▶ **Your goal**
Copy every line of the records below verbatim, leaving out the pictures.

####################

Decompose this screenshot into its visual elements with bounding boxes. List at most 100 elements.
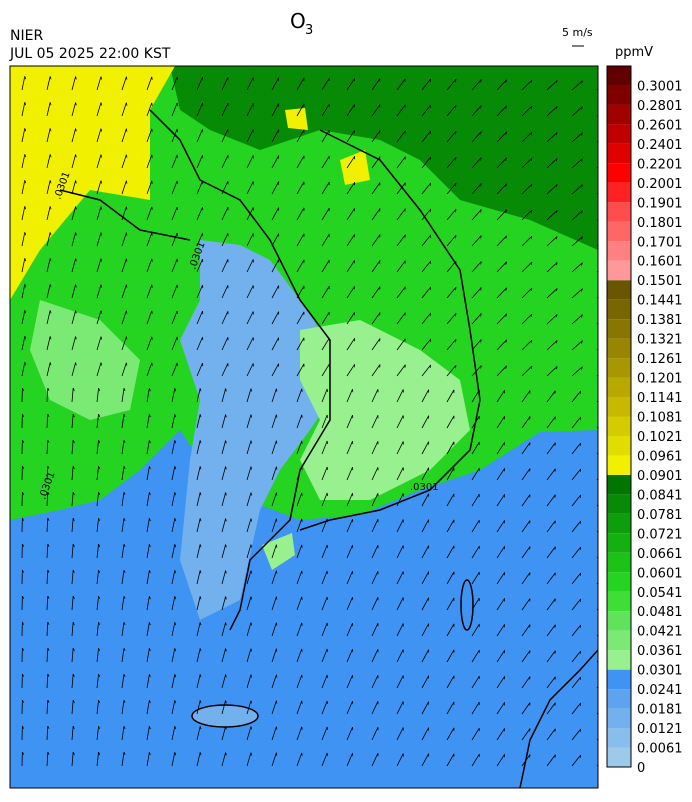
wind-arrow (597, 185, 608, 194)
wind-arrow-head (605, 651, 606, 654)
colorbar-band (607, 475, 631, 494)
wind-arrow-head (580, 755, 581, 758)
colorbar-tick-label: 0.1321 (637, 333, 683, 348)
contour-label: .0301 (410, 482, 439, 493)
colorbar-tick-label: 0.0121 (637, 722, 683, 737)
wind-arrow-head (605, 417, 606, 420)
colorbar-tick-label: 0.1261 (637, 352, 683, 367)
colorbar-band (607, 163, 631, 182)
wind-arrow-head (276, 727, 277, 730)
colorbar-tick-label: 0.1021 (637, 430, 683, 445)
unit-label: ppmV (615, 45, 653, 60)
colorbar-tick-label: 0.0241 (637, 683, 683, 698)
wind-arrow-head (126, 363, 127, 366)
colorbar-band (607, 261, 631, 280)
wind-arrow (597, 367, 608, 376)
wind-arrow-head (126, 103, 127, 106)
wind-arrow-head (580, 417, 581, 420)
wind-arrow-head (580, 729, 581, 732)
colorbar-band (607, 241, 631, 260)
colorbar-tick-label: 0.1801 (637, 216, 683, 231)
title-subscript: 3 (305, 23, 313, 38)
colorbar-tick-label: 0.0421 (637, 625, 683, 640)
colorbar-tick-label: 0.2601 (637, 118, 683, 133)
colorbar-tick-label: 0.0841 (637, 488, 683, 503)
colorbar-tick-label: 0.0361 (637, 644, 683, 659)
colorbar-band (607, 124, 631, 143)
colorbar-band (607, 650, 631, 669)
colorbar-tick-label: 0.0901 (637, 469, 683, 484)
colorbar-tick-label: 0.1501 (637, 274, 683, 289)
wind-arrow-head (126, 77, 127, 80)
wind-arrow (597, 289, 608, 298)
colorbar-band (607, 455, 631, 474)
wind-arrow-head (276, 701, 277, 704)
colorbar-band (607, 66, 631, 85)
wind-arrow-head (126, 207, 127, 210)
colorbar-tick-label: 0.1381 (637, 313, 683, 328)
colorbar-tick-label: 0.0541 (637, 586, 683, 601)
wind-arrow-head (580, 521, 581, 524)
colorbar-tick-label: 0.0661 (637, 547, 683, 562)
colorbar-band (607, 378, 631, 397)
wind-arrow-head (276, 519, 277, 522)
ozone-field-yellow (285, 108, 308, 130)
colorbar-tick-label: 0.0301 (637, 664, 683, 679)
wind-arrow-head (276, 415, 277, 418)
wind-arrow-head (276, 597, 277, 600)
colorbar-band (607, 592, 631, 611)
colorbar-band (607, 748, 631, 767)
wind-arrow (597, 237, 608, 246)
wind-arrow-head (580, 573, 581, 576)
colorbar-band (607, 105, 631, 124)
colorbar-tick-label: 0.1201 (637, 372, 683, 387)
wind-arrow (597, 315, 608, 324)
colorbar-band (607, 339, 631, 358)
wind-arrow-head (605, 729, 606, 732)
wind-arrow-head (276, 649, 277, 652)
wind-arrow-head (580, 443, 581, 446)
datetime: JUL 05 2025 22:00 KST (9, 46, 171, 62)
colorbar-band (607, 572, 631, 591)
wind-scale-label: 5 m/s (562, 26, 593, 39)
colorbar-tick-label: 0.1081 (637, 411, 683, 426)
colorbar-tick-label: 0.1901 (637, 196, 683, 211)
wind-arrow-head (605, 391, 606, 394)
wind-arrow-head (580, 625, 581, 628)
colorbar-tick-label: 0.2001 (637, 177, 683, 192)
wind-arrow (597, 159, 608, 168)
wind-arrow-head (605, 703, 606, 706)
colorbar-band (607, 280, 631, 299)
wind-arrow-head (605, 495, 606, 498)
colorbar-tick-label: 0.1141 (637, 391, 683, 406)
colorbar-band (607, 358, 631, 377)
colorbar-tick-label: 0.2801 (637, 99, 683, 114)
wind-arrow-head (276, 545, 277, 548)
wind-arrow (597, 81, 608, 90)
title: O (290, 9, 306, 33)
agency: NIER (10, 28, 43, 44)
wind-arrow-head (580, 703, 581, 706)
wind-arrow-head (126, 233, 127, 236)
wind-arrow-head (276, 571, 277, 574)
wind-arrow-head (605, 469, 606, 472)
wind-arrow (597, 263, 608, 272)
colorbar-band (607, 397, 631, 416)
wind-arrow-head (580, 651, 581, 654)
wind-arrow-head (605, 443, 606, 446)
wind-arrow-head (580, 495, 581, 498)
wind-arrow-head (605, 677, 606, 680)
colorbar-tick-label: 0.0781 (637, 508, 683, 523)
colorbar-tick-label: 0.3001 (637, 79, 683, 94)
colorbar-band (607, 611, 631, 630)
colorbar-tick-label: 0.0721 (637, 527, 683, 542)
colorbar-band (607, 553, 631, 572)
colorbar-band (607, 222, 631, 241)
wind-arrow-head (126, 259, 127, 262)
wind-arrow-head (276, 389, 277, 392)
colorbar-tick-label: 0 (637, 761, 645, 776)
wind-arrow-head (580, 599, 581, 602)
wind-arrow-head (580, 391, 581, 394)
colorbar-band (607, 300, 631, 319)
wind-arrow-head (276, 441, 277, 444)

####################

▶ **Solution to the exercise**
Decompose this screenshot into its visual elements with bounding boxes. List at most 100 elements.
wind-arrow (597, 185, 608, 194)
wind-arrow-head (605, 651, 606, 654)
colorbar-band (607, 475, 631, 494)
wind-arrow-head (580, 755, 581, 758)
colorbar-tick-label: 0.1321 (637, 333, 683, 348)
contour-label: .0301 (410, 482, 439, 493)
colorbar-tick-label: 0.0121 (637, 722, 683, 737)
wind-arrow-head (605, 417, 606, 420)
colorbar-tick-label: 0.1261 (637, 352, 683, 367)
colorbar-band (607, 163, 631, 182)
wind-arrow-head (276, 727, 277, 730)
colorbar-tick-label: 0.1021 (637, 430, 683, 445)
unit-label: ppmV (615, 45, 653, 60)
colorbar-tick-label: 0.0241 (637, 683, 683, 698)
wind-arrow-head (126, 363, 127, 366)
colorbar-band (607, 261, 631, 280)
wind-arrow (597, 367, 608, 376)
wind-arrow-head (126, 103, 127, 106)
wind-arrow-head (580, 417, 581, 420)
wind-arrow-head (580, 729, 581, 732)
colorbar-band (607, 241, 631, 260)
colorbar-tick-label: 0.1801 (637, 216, 683, 231)
title-subscript: 3 (305, 23, 313, 38)
colorbar-tick-label: 0.0421 (637, 625, 683, 640)
colorbar-tick-label: 0.2601 (637, 118, 683, 133)
colorbar-tick-label: 0.0841 (637, 488, 683, 503)
colorbar-tick-label: 0.0361 (637, 644, 683, 659)
colorbar-band (607, 124, 631, 143)
colorbar-band (607, 650, 631, 669)
colorbar-tick-label: 0.0901 (637, 469, 683, 484)
colorbar-tick-label: 0.1501 (637, 274, 683, 289)
wind-arrow-head (126, 77, 127, 80)
wind-arrow (597, 289, 608, 298)
colorbar-band (607, 455, 631, 474)
wind-arrow-head (276, 701, 277, 704)
colorbar-band (607, 66, 631, 85)
wind-arrow-head (126, 207, 127, 210)
colorbar-tick-label: 0.1381 (637, 313, 683, 328)
colorbar-tick-label: 0.0541 (637, 586, 683, 601)
wind-arrow-head (580, 521, 581, 524)
colorbar-tick-label: 0.0661 (637, 547, 683, 562)
colorbar-band (607, 378, 631, 397)
wind-arrow-head (276, 519, 277, 522)
ozone-field-yellow (285, 108, 308, 130)
colorbar-tick-label: 0.0301 (637, 664, 683, 679)
wind-arrow-head (276, 415, 277, 418)
wind-arrow-head (276, 597, 277, 600)
colorbar-band (607, 592, 631, 611)
colorbar-band (607, 748, 631, 767)
wind-arrow (597, 237, 608, 246)
wind-arrow-head (580, 573, 581, 576)
colorbar-band (607, 105, 631, 124)
colorbar-tick-label: 0.1201 (637, 372, 683, 387)
wind-arrow (597, 315, 608, 324)
colorbar-band (607, 339, 631, 358)
wind-arrow-head (605, 729, 606, 732)
wind-arrow-head (276, 649, 277, 652)
wind-arrow-head (580, 443, 581, 446)
datetime: JUL 05 2025 22:00 KST (9, 46, 171, 62)
colorbar-band (607, 572, 631, 591)
wind-scale-label: 5 m/s (562, 26, 593, 39)
colorbar-tick-label: 0.1081 (637, 411, 683, 426)
colorbar-tick-label: 0.1901 (637, 196, 683, 211)
wind-arrow-head (605, 391, 606, 394)
wind-arrow-head (580, 625, 581, 628)
colorbar-tick-label: 0.2001 (637, 177, 683, 192)
wind-arrow (597, 159, 608, 168)
wind-arrow-head (605, 703, 606, 706)
colorbar-band (607, 280, 631, 299)
wind-arrow-head (605, 495, 606, 498)
colorbar-tick-label: 0.1141 (637, 391, 683, 406)
colorbar-band (607, 358, 631, 377)
colorbar-tick-label: 0.2801 (637, 99, 683, 114)
wind-arrow-head (276, 545, 277, 548)
wind-arrow (597, 81, 608, 90)
title: O (290, 9, 306, 33)
agency: NIER (10, 28, 43, 44)
wind-arrow-head (580, 703, 581, 706)
wind-arrow-head (126, 233, 127, 236)
wind-arrow-head (276, 571, 277, 574)
wind-arrow-head (605, 469, 606, 472)
wind-arrow (597, 263, 608, 272)
colorbar-band (607, 397, 631, 416)
wind-arrow-head (580, 651, 581, 654)
wind-arrow-head (605, 443, 606, 446)
wind-arrow-head (580, 495, 581, 498)
wind-arrow-head (605, 677, 606, 680)
colorbar-tick-label: 0.0781 (637, 508, 683, 523)
colorbar-tick-label: 0.3001 (637, 79, 683, 94)
colorbar-band (607, 611, 631, 630)
colorbar-tick-label: 0.0721 (637, 527, 683, 542)
colorbar-band (607, 553, 631, 572)
colorbar-band (607, 222, 631, 241)
wind-arrow-head (126, 259, 127, 262)
wind-arrow-head (276, 389, 277, 392)
colorbar-tick-label: 0 (637, 761, 645, 776)
wind-arrow-head (580, 599, 581, 602)
wind-arrow-head (580, 391, 581, 394)
colorbar-band (607, 300, 631, 319)
wind-arrow-head (276, 441, 277, 444)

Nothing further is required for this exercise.